• **Given entries**
--- Start ---
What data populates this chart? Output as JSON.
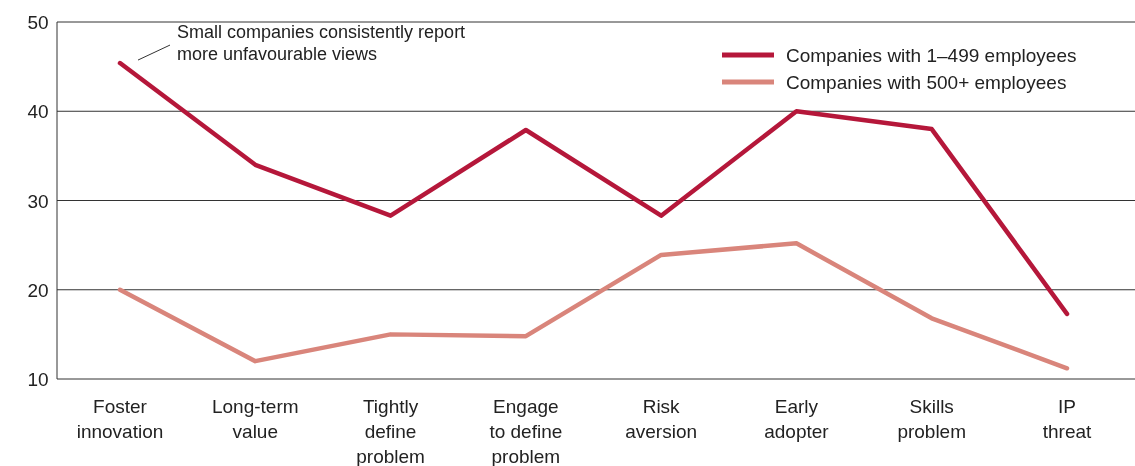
{
  "chart_data": {
    "type": "line",
    "categories": [
      "Foster\ninnovation",
      "Long-term\nvalue",
      "Tightly\ndefine\nproblem",
      "Engage\nto define\nproblem",
      "Risk\naversion",
      "Early\nadopter",
      "Skills\nproblem",
      "IP\nthreat"
    ],
    "series": [
      {
        "name": "Companies with 1–499 employees",
        "color": "#b5173a",
        "values": [
          45.4,
          34,
          28.3,
          37.9,
          28.3,
          40,
          38,
          17.3
        ]
      },
      {
        "name": "Companies with 500+ employees",
        "color": "#d9857b",
        "values": [
          20,
          12,
          15,
          14.8,
          23.9,
          25.2,
          16.8,
          11.2
        ]
      }
    ],
    "ylim": [
      10,
      50
    ],
    "yticks": [
      10,
      20,
      30,
      40,
      50
    ],
    "grid": "y",
    "legend": "top right",
    "marker": "none",
    "line_style": "solid",
    "annotations": [
      "Small companies consistently report\nmore unfavourable views"
    ]
  }
}
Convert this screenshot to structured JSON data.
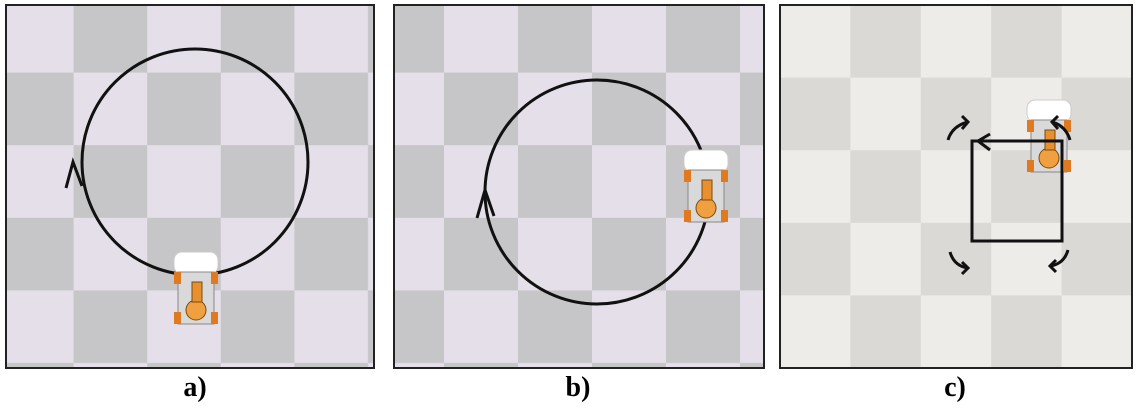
{
  "panels": [
    {
      "label": "a)"
    },
    {
      "label": "b)"
    },
    {
      "label": "c)"
    }
  ]
}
--- End ---
• **Written exercise**
Copy out each line of the data containing the string "nproblem".

• **Solution to the exercise**
      "Tightly\ndefine\nproblem",
      "Engage\nto define\nproblem",
      "Skills\nproblem",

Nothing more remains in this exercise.